[Set task]:
Output every entry exactly as given.

[Records to process]:
########################################

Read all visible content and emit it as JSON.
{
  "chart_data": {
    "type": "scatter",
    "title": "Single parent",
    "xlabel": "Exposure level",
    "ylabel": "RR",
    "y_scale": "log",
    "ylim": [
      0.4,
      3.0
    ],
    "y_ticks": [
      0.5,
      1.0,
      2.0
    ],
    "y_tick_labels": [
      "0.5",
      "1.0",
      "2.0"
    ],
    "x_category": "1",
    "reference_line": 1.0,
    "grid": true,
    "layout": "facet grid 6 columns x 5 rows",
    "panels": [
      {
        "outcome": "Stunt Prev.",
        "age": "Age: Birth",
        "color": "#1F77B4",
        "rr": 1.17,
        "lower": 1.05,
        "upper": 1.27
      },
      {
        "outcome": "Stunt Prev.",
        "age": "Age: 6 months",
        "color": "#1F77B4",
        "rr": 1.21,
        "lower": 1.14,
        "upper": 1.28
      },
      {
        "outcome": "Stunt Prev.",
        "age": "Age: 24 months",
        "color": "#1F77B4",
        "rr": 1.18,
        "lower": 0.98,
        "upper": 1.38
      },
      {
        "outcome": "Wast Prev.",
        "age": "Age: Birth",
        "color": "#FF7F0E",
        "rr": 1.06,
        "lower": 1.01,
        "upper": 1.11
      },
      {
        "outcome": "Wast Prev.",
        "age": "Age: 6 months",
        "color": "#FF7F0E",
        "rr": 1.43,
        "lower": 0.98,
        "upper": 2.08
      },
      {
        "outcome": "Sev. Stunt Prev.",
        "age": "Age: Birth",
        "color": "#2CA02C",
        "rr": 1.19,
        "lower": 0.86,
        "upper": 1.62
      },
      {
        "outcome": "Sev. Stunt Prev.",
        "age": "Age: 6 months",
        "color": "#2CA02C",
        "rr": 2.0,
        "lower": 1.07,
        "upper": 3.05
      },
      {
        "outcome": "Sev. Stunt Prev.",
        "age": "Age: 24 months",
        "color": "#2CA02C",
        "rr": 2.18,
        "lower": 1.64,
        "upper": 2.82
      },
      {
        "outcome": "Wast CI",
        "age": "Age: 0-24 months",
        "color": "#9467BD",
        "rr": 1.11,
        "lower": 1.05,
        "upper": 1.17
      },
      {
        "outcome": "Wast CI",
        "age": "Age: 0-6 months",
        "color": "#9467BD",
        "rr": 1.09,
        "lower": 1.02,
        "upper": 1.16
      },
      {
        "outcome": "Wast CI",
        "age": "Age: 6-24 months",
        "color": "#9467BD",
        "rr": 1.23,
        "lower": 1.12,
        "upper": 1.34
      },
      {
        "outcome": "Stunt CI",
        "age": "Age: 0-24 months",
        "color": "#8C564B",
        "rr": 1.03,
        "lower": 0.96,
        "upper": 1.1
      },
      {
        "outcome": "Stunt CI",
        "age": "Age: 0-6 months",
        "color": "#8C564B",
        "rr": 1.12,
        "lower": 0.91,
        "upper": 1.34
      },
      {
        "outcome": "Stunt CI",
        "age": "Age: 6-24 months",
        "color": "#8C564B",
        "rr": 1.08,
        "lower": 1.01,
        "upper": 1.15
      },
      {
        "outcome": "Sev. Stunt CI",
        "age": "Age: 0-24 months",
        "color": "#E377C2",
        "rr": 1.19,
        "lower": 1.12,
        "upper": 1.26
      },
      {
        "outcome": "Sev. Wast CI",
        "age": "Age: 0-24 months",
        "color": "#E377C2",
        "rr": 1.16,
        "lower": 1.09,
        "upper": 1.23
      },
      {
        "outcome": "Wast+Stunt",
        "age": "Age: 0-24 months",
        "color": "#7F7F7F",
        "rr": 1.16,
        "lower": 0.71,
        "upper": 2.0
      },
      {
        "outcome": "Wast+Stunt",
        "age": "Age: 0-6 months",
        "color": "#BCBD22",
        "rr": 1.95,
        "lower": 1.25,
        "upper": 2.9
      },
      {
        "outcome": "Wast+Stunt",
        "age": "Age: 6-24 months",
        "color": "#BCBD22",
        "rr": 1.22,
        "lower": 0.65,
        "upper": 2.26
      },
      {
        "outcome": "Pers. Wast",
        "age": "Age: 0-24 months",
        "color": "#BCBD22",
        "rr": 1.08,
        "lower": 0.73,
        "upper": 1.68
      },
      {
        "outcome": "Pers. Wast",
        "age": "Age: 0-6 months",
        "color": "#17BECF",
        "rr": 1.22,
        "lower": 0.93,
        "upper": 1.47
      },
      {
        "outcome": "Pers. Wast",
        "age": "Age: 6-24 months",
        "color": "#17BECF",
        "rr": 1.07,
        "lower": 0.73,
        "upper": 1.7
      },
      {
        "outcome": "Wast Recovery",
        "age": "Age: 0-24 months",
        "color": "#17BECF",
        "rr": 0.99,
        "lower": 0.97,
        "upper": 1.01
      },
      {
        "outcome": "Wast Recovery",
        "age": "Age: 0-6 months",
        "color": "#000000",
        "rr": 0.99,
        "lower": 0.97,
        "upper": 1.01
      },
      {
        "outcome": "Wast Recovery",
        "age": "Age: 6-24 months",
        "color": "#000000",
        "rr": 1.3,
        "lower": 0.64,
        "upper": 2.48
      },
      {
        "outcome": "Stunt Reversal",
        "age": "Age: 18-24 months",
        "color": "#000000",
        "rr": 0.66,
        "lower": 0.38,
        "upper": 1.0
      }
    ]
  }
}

########################################

[In response]:
Read all visible content and emit it as JSON.
{
  "chart_data": {
    "type": "scatter",
    "title": "Single parent",
    "xlabel": "Exposure level",
    "ylabel": "RR",
    "y_scale": "log",
    "ylim": [
      0.4,
      3.0
    ],
    "y_ticks": [
      0.5,
      1.0,
      2.0
    ],
    "y_tick_labels": [
      "0.5",
      "1.0",
      "2.0"
    ],
    "x_category": "1",
    "reference_line": 1.0,
    "grid": true,
    "layout": "facet grid 6 columns x 5 rows",
    "panels": [
      {
        "outcome": "Stunt Prev.",
        "age": "Age: Birth",
        "color": "#1F77B4",
        "rr": 1.17,
        "lower": 1.05,
        "upper": 1.27
      },
      {
        "outcome": "Stunt Prev.",
        "age": "Age: 6 months",
        "color": "#1F77B4",
        "rr": 1.21,
        "lower": 1.14,
        "upper": 1.28
      },
      {
        "outcome": "Stunt Prev.",
        "age": "Age: 24 months",
        "color": "#1F77B4",
        "rr": 1.18,
        "lower": 0.98,
        "upper": 1.38
      },
      {
        "outcome": "Wast Prev.",
        "age": "Age: Birth",
        "color": "#FF7F0E",
        "rr": 1.06,
        "lower": 1.01,
        "upper": 1.11
      },
      {
        "outcome": "Wast Prev.",
        "age": "Age: 6 months",
        "color": "#FF7F0E",
        "rr": 1.43,
        "lower": 0.98,
        "upper": 2.08
      },
      {
        "outcome": "Sev. Stunt Prev.",
        "age": "Age: Birth",
        "color": "#2CA02C",
        "rr": 1.19,
        "lower": 0.86,
        "upper": 1.62
      },
      {
        "outcome": "Sev. Stunt Prev.",
        "age": "Age: 6 months",
        "color": "#2CA02C",
        "rr": 2.0,
        "lower": 1.07,
        "upper": 3.05
      },
      {
        "outcome": "Sev. Stunt Prev.",
        "age": "Age: 24 months",
        "color": "#2CA02C",
        "rr": 2.18,
        "lower": 1.64,
        "upper": 2.82
      },
      {
        "outcome": "Wast CI",
        "age": "Age: 0-24 months",
        "color": "#9467BD",
        "rr": 1.11,
        "lower": 1.05,
        "upper": 1.17
      },
      {
        "outcome": "Wast CI",
        "age": "Age: 0-6 months",
        "color": "#9467BD",
        "rr": 1.09,
        "lower": 1.02,
        "upper": 1.16
      },
      {
        "outcome": "Wast CI",
        "age": "Age: 6-24 months",
        "color": "#9467BD",
        "rr": 1.23,
        "lower": 1.12,
        "upper": 1.34
      },
      {
        "outcome": "Stunt CI",
        "age": "Age: 0-24 months",
        "color": "#8C564B",
        "rr": 1.03,
        "lower": 0.96,
        "upper": 1.1
      },
      {
        "outcome": "Stunt CI",
        "age": "Age: 0-6 months",
        "color": "#8C564B",
        "rr": 1.12,
        "lower": 0.91,
        "upper": 1.34
      },
      {
        "outcome": "Stunt CI",
        "age": "Age: 6-24 months",
        "color": "#8C564B",
        "rr": 1.08,
        "lower": 1.01,
        "upper": 1.15
      },
      {
        "outcome": "Sev. Stunt CI",
        "age": "Age: 0-24 months",
        "color": "#E377C2",
        "rr": 1.19,
        "lower": 1.12,
        "upper": 1.26
      },
      {
        "outcome": "Sev. Wast CI",
        "age": "Age: 0-24 months",
        "color": "#E377C2",
        "rr": 1.16,
        "lower": 1.09,
        "upper": 1.23
      },
      {
        "outcome": "Wast+Stunt",
        "age": "Age: 0-24 months",
        "color": "#7F7F7F",
        "rr": 1.16,
        "lower": 0.71,
        "upper": 2.0
      },
      {
        "outcome": "Wast+Stunt",
        "age": "Age: 0-6 months",
        "color": "#BCBD22",
        "rr": 1.95,
        "lower": 1.25,
        "upper": 2.9
      },
      {
        "outcome": "Wast+Stunt",
        "age": "Age: 6-24 months",
        "color": "#BCBD22",
        "rr": 1.22,
        "lower": 0.65,
        "upper": 2.26
      },
      {
        "outcome": "Pers. Wast",
        "age": "Age: 0-24 months",
        "color": "#BCBD22",
        "rr": 1.08,
        "lower": 0.73,
        "upper": 1.68
      },
      {
        "outcome": "Pers. Wast",
        "age": "Age: 0-6 months",
        "color": "#17BECF",
        "rr": 1.22,
        "lower": 0.93,
        "upper": 1.47
      },
      {
        "outcome": "Pers. Wast",
        "age": "Age: 6-24 months",
        "color": "#17BECF",
        "rr": 1.07,
        "lower": 0.73,
        "upper": 1.7
      },
      {
        "outcome": "Wast Recovery",
        "age": "Age: 0-24 months",
        "color": "#17BECF",
        "rr": 0.99,
        "lower": 0.97,
        "upper": 1.01
      },
      {
        "outcome": "Wast Recovery",
        "age": "Age: 0-6 months",
        "color": "#000000",
        "rr": 0.99,
        "lower": 0.97,
        "upper": 1.01
      },
      {
        "outcome": "Wast Recovery",
        "age": "Age: 6-24 months",
        "color": "#000000",
        "rr": 1.3,
        "lower": 0.64,
        "upper": 2.48
      },
      {
        "outcome": "Stunt Reversal",
        "age": "Age: 18-24 months",
        "color": "#000000",
        "rr": 0.66,
        "lower": 0.38,
        "upper": 1.0
      }
    ]
  }
}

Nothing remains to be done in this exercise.